Records from a collection
## begin
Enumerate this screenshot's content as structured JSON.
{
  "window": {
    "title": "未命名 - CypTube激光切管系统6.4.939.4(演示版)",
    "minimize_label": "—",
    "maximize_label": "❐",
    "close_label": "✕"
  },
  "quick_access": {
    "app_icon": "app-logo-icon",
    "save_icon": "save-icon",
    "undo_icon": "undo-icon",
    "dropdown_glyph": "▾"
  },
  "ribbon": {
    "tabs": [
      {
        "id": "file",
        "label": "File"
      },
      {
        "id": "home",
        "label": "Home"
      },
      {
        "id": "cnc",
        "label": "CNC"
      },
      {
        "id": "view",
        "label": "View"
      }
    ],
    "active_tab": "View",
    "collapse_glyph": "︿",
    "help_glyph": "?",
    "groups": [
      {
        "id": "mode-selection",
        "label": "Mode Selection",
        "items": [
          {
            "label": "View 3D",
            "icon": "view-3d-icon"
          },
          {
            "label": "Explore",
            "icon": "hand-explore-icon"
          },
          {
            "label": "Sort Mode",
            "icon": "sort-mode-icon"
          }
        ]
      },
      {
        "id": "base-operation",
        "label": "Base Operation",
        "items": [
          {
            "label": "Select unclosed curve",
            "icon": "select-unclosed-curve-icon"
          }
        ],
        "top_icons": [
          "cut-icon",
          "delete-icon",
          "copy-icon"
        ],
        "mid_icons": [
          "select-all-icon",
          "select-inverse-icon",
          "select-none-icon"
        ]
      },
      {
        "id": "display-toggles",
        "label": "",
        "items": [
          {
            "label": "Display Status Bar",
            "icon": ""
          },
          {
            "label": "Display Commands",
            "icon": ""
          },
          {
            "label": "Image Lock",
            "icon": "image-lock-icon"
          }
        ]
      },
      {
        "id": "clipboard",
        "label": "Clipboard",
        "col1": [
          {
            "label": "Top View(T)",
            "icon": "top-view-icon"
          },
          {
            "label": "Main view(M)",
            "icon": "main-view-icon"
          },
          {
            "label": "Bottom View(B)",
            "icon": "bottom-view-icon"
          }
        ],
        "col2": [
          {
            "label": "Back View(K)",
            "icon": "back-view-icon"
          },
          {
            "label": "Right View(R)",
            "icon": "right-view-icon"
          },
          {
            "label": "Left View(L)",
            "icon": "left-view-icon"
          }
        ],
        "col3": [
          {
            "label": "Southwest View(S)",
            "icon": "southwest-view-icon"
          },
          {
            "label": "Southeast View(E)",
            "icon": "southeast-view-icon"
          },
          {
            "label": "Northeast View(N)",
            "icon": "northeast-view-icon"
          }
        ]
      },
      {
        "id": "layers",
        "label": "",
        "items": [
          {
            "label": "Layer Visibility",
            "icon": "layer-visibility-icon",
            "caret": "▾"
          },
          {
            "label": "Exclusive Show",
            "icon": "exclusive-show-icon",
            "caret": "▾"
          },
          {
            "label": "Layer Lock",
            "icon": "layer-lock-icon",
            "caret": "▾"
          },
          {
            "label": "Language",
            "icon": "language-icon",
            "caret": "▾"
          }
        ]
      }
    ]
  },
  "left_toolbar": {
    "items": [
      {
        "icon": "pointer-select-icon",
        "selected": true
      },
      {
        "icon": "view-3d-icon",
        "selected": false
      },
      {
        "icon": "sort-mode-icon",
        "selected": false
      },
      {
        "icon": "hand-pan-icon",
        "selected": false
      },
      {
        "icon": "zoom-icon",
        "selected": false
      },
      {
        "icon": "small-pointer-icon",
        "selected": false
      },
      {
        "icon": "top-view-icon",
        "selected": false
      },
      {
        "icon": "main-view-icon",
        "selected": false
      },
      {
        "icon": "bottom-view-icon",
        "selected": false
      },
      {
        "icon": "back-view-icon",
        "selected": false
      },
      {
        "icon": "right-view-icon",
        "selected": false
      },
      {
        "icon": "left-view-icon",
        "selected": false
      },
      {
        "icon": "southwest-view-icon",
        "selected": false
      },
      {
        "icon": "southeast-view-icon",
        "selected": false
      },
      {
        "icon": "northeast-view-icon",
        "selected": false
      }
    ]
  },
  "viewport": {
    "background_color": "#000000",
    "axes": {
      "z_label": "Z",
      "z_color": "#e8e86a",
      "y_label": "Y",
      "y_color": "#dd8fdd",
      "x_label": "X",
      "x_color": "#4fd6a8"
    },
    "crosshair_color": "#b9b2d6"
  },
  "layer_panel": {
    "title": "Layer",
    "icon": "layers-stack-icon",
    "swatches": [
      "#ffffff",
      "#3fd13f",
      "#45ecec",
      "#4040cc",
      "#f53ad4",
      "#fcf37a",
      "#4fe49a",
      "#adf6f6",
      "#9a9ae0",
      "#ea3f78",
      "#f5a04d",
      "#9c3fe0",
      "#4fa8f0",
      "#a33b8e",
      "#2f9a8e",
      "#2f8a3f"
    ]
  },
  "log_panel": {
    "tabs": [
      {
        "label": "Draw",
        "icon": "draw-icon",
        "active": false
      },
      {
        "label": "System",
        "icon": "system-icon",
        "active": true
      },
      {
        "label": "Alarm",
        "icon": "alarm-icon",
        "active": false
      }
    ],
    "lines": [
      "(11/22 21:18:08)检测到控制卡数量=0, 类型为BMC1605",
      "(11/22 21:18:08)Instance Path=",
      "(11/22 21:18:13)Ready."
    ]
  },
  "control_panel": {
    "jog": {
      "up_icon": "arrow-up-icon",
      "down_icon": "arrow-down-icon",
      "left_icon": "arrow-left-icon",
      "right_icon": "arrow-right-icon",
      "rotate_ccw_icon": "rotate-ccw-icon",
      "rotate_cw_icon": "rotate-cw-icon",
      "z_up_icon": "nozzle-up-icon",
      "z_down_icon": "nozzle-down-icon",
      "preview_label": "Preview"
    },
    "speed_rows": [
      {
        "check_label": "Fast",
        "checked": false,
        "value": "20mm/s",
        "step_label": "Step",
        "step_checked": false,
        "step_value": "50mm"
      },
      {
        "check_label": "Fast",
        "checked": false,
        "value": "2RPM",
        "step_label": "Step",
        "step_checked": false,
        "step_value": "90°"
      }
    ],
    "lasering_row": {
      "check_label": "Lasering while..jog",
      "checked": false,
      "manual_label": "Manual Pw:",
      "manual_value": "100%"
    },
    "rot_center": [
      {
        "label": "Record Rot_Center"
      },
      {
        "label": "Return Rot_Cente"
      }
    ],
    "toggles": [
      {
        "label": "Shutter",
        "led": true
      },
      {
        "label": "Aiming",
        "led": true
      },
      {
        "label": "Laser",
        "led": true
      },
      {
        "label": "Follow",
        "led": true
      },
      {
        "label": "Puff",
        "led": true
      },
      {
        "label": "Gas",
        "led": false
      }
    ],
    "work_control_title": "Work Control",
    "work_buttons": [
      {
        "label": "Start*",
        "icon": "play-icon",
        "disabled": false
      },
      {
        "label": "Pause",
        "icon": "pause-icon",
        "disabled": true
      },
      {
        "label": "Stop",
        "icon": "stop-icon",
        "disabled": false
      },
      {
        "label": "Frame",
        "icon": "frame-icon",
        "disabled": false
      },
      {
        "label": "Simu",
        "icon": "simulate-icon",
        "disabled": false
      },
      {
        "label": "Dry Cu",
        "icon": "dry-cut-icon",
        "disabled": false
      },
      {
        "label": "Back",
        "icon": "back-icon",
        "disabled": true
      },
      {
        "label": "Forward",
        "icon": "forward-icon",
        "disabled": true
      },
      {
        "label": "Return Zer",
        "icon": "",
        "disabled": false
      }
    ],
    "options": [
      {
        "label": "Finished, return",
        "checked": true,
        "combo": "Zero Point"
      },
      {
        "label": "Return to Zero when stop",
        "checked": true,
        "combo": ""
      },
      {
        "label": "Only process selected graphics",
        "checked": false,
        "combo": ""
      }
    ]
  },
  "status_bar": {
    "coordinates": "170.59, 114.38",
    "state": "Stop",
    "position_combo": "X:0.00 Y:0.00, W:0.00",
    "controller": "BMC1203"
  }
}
## end
Problem details: Gather and return every line that holds the string "rotate".

Correct result:
      "rotate_ccw_icon": "rotate-ccw-icon",
      "rotate_cw_icon": "rotate-cw-icon",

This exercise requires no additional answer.